Passage to read:
►
# Assignment 2

This assignment's purpose is to build a convolutional neural network to classify images as hot dogs or not-hot dogs. This is the same problem as seen in the HBO TV show "Silicon Valley" (https://www.youtube.com/watch?v=pqTntG1RXSY).  We'll be using the dataset put together by a user on Kaggle (https://www.kaggle.com/dansbecker/hot-dog-not-hot-dog) which contains 498 training images and 500 test images.

There are two parts to this assignment:

1. A simple CNN is given below.  Due to the small sample size it has a very poor test set accuracy (around 55%). Your task is to build a CNN that can beat this test set accuracy by a large margin (better than or equal to 70% test set accuracy).
2. Describe 3 changes that you made beyond what is given in this notebook and explain what effect they had on the test set accuracy (see below for more instructions).

### Submission

Submit this completed and executed notebook on Quercus that shows your best test set accuracy.

We will run a competition in class to see who can achieve the best test set accuracy.  The winner will recieve a small prize (and bragging rights).
◄
Information shown:
►
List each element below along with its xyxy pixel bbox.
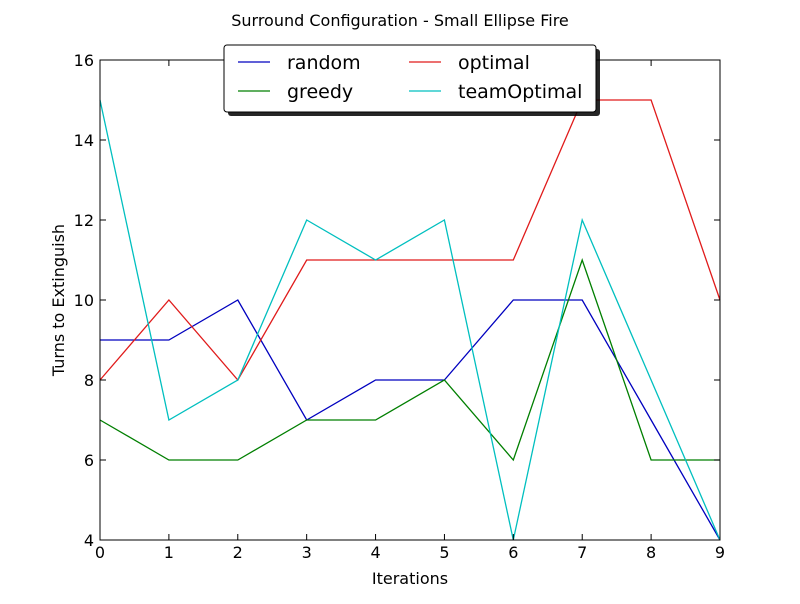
◄
List of tasks:
• a. According to the hot dog assignment, why does the simple CNN it provides score poorly on the test set? Answer in one to three sentences.
• b. Continue the hot dog assignment from its last sentence.

Exercise responses:
• a. The sample size is small, so the simple CNN reaches only around 55% test set accuracy.

• b.
# Student Info

Name: Alex Nolfi

Collaborators (if any): Nikita Fodtchouk

Nature of Collaboration (if any): Shared ideas about transfer learning and image preprocessing

# Code

In [1]:
import numpy as np
import matplotlib.pyplot as plt

from keras.preprocessing.image import ImageDataGenerator
from keras.models import Sequential
from keras.layers import Conv2D, MaxPooling2D, GlobalAveragePooling2D, UpSampling2D
from keras.layers import Activation, Dropout, Flatten, Dense
from keras import backend as K
from keras_tqdm import TQDMNotebookCallback
from scipy.ndimage import zoom
from keras.datasets import cifar10
from keras.applications.mobilenet import MobileNet, preprocess_input

Using TensorFlow backend.


## Loading Hotdog-Not-Hotdog Dataset 

In [2]:
# Re-scaled dimensions of our images.
img_width, img_height = 150, 150

train_data_dir = '/global/project/rotman/Col_NN/hotdog/train'
test_data_dir = '/global/project/rotman/Col_NN/hotdog/test'

if K.image_data_format() == 'channels_first':
    input_shape = (3, img_width, img_height)
else:
    input_shape = (img_width, img_height, 3)

# Model

In [4]:
#Initiate transfer learning model "MobileNet"
mobilenet_base = MobileNet(weights='imagenet', include_top=False)
mobilenet_base



<keras.engine.training.Model at 0x7f6780309c18>

In [5]:
def mymodel():
    ''' Improve this model! 
        Simple model from: https://gist.github.com/fchollet/0830affa1f7f19fd47b06d4cf89ed44d
    '''
    model = Sequential()
    
    model.add(mobilenet_base)
    model.add(GlobalAveragePooling2D())
    model.add(Dense(1))
    model.add(Activation("sigmoid"))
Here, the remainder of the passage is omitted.